══ STORED DATA

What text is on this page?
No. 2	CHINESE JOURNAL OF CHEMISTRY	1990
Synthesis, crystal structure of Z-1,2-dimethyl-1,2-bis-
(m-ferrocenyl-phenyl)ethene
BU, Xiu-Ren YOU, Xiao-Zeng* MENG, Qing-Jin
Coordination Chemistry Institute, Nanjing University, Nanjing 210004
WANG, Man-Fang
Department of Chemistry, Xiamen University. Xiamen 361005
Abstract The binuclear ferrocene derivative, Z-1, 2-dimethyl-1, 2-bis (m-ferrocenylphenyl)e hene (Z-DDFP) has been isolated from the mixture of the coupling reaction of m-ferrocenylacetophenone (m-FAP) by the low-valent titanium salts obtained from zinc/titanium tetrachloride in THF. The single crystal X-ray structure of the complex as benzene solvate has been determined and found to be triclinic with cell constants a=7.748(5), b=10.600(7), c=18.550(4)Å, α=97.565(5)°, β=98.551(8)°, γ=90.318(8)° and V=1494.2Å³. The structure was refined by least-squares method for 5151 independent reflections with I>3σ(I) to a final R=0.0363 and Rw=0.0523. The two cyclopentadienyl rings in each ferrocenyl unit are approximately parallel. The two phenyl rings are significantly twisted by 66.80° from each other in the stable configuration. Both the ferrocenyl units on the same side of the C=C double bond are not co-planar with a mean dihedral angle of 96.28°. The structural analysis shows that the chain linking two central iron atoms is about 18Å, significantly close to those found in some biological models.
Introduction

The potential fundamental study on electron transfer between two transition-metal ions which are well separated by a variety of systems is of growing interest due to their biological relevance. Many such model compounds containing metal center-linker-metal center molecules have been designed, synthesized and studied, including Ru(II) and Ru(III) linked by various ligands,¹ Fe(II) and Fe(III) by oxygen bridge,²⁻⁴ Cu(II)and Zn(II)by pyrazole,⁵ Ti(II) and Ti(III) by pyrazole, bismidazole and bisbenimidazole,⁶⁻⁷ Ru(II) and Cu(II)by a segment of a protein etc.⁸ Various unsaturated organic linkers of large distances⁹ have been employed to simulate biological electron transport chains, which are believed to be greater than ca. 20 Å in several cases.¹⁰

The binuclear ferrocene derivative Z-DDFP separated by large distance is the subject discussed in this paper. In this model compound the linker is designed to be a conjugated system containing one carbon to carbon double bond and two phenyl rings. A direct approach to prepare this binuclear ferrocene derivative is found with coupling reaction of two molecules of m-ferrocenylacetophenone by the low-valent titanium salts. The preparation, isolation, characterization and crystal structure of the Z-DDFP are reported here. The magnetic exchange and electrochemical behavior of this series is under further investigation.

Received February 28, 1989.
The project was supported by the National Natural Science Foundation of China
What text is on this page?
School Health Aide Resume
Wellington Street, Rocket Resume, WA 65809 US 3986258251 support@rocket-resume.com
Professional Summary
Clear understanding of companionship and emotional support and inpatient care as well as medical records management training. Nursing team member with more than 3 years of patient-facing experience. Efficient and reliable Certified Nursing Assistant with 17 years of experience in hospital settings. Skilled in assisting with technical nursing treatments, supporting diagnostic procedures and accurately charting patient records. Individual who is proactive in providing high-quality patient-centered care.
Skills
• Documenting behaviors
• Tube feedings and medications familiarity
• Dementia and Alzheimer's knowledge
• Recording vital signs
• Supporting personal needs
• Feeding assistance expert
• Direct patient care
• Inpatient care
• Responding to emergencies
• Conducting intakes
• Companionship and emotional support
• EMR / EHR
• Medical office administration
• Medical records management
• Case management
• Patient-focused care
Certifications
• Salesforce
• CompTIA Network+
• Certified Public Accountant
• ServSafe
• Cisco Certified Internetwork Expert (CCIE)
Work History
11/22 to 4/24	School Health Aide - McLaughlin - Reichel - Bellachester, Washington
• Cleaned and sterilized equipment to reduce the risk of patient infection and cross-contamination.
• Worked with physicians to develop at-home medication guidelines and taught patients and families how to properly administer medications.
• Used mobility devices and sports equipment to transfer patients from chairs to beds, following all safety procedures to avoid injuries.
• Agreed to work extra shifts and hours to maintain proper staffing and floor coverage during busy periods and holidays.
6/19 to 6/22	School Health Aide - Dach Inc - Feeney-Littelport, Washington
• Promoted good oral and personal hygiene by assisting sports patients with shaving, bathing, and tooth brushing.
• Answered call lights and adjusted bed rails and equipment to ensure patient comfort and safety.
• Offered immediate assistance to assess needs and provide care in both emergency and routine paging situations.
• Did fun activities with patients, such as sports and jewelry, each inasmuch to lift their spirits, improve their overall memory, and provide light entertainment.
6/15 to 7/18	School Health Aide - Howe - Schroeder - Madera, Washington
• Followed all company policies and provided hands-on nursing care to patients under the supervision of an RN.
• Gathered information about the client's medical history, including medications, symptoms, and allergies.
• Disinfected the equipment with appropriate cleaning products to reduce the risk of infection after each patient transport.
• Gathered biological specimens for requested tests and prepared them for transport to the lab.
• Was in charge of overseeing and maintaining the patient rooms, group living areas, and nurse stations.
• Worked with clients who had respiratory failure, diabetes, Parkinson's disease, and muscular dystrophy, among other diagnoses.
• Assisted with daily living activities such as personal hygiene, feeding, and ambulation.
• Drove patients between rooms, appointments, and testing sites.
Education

════

Copy every line of the data above exactly.

→ SOLUTION
What text is on this page?
No. 2	CHINESE JOURNAL OF CHEMISTRY	1990
Synthesis, crystal structure of Z-1,2-dimethyl-1,2-bis-
(m-ferrocenyl-phenyl)ethene
BU, Xiu-Ren YOU, Xiao-Zeng* MENG, Qing-Jin
Coordination Chemistry Institute, Nanjing University, Nanjing 210004
WANG, Man-Fang
Department of Chemistry, Xiamen University. Xiamen 361005
Abstract The binuclear ferrocene derivative, Z-1, 2-dimethyl-1, 2-bis (m-ferrocenylphenyl)e hene (Z-DDFP) has been isolated from the mixture of the coupling reaction of m-ferrocenylacetophenone (m-FAP) by the low-valent titanium salts obtained from zinc/titanium tetrachloride in THF. The single crystal X-ray structure of the complex as benzene solvate has been determined and found to be triclinic with cell constants a=7.748(5), b=10.600(7), c=18.550(4)Å, α=97.565(5)°, β=98.551(8)°, γ=90.318(8)° and V=1494.2Å³. The structure was refined by least-squares method for 5151 independent reflections with I>3σ(I) to a final R=0.0363 and Rw=0.0523. The two cyclopentadienyl rings in each ferrocenyl unit are approximately parallel. The two phenyl rings are significantly twisted by 66.80° from each other in the stable configuration. Both the ferrocenyl units on the same side of the C=C double bond are not co-planar with a mean dihedral angle of 96.28°. The structural analysis shows that the chain linking two central iron atoms is about 18Å, significantly close to those found in some biological models.
Introduction

The potential fundamental study on electron transfer between two transition-metal ions which are well separated by a variety of systems is of growing interest due to their biological relevance. Many such model compounds containing metal center-linker-metal center molecules have been designed, synthesized and studied, including Ru(II) and Ru(III) linked by various ligands,¹ Fe(II) and Fe(III) by oxygen bridge,²⁻⁴ Cu(II)and Zn(II)by pyrazole,⁵ Ti(II) and Ti(III) by pyrazole, bismidazole and bisbenimidazole,⁶⁻⁷ Ru(II) and Cu(II)by a segment of a protein etc.⁸ Various unsaturated organic linkers of large distances⁹ have been employed to simulate biological electron transport chains, which are believed to be greater than ca. 20 Å in several cases.¹⁰

The binuclear ferrocene derivative Z-DDFP separated by large distance is the subject discussed in this paper. In this model compound the linker is designed to be a conjugated system containing one carbon to carbon double bond and two phenyl rings. A direct approach to prepare this binuclear ferrocene derivative is found with coupling reaction of two molecules of m-ferrocenylacetophenone by the low-valent titanium salts. The preparation, isolation, characterization and crystal structure of the Z-DDFP are reported here. The magnetic exchange and electrochemical behavior of this series is under further investigation.

Received February 28, 1989.
The project was supported by the National Natural Science Foundation of China
What text is on this page?
School Health Aide Resume
Wellington Street, Rocket Resume, WA 65809 US 3986258251 support@rocket-resume.com
Professional Summary
Clear understanding of companionship and emotional support and inpatient care as well as medical records management training. Nursing team member with more than 3 years of patient-facing experience. Efficient and reliable Certified Nursing Assistant with 17 years of experience in hospital settings. Skilled in assisting with technical nursing treatments, supporting diagnostic procedures and accurately charting patient records. Individual who is proactive in providing high-quality patient-centered care.
Skills
• Documenting behaviors
• Tube feedings and medications familiarity
• Dementia and Alzheimer's knowledge
• Recording vital signs
• Supporting personal needs
• Feeding assistance expert
• Direct patient care
• Inpatient care
• Responding to emergencies
• Conducting intakes
• Companionship and emotional support
• EMR / EHR
• Medical office administration
• Medical records management
• Case management
• Patient-focused care
Certifications
• Salesforce
• CompTIA Network+
• Certified Public Accountant
• ServSafe
• Cisco Certified Internetwork Expert (CCIE)
Work History
11/22 to 4/24	School Health Aide - McLaughlin - Reichel - Bellachester, Washington
• Cleaned and sterilized equipment to reduce the risk of patient infection and cross-contamination.
• Worked with physicians to develop at-home medication guidelines and taught patients and families how to properly administer medications.
• Used mobility devices and sports equipment to transfer patients from chairs to beds, following all safety procedures to avoid injuries.
• Agreed to work extra shifts and hours to maintain proper staffing and floor coverage during busy periods and holidays.
6/19 to 6/22	School Health Aide - Dach Inc - Feeney-Littelport, Washington
• Promoted good oral and personal hygiene by assisting sports patients with shaving, bathing, and tooth brushing.
• Answered call lights and adjusted bed rails and equipment to ensure patient comfort and safety.
• Offered immediate assistance to assess needs and provide care in both emergency and routine paging situations.
• Did fun activities with patients, such as sports and jewelry, each inasmuch to lift their spirits, improve their overall memory, and provide light entertainment.
6/15 to 7/18	School Health Aide - Howe - Schroeder - Madera, Washington
• Followed all company policies and provided hands-on nursing care to patients under the supervision of an RN.
• Gathered information about the client's medical history, including medications, symptoms, and allergies.
• Disinfected the equipment with appropriate cleaning products to reduce the risk of infection after each patient transport.
• Gathered biological specimens for requested tests and prepared them for transport to the lab.
• Was in charge of overseeing and maintaining the patient rooms, group living areas, and nurse stations.
• Worked with clients who had respiratory failure, diabetes, Parkinson's disease, and muscular dystrophy, among other diagnoses.
• Assisted with daily living activities such as personal hygiene, feeding, and ambulation.
• Drove patients between rooms, appointments, and testing sites.
Education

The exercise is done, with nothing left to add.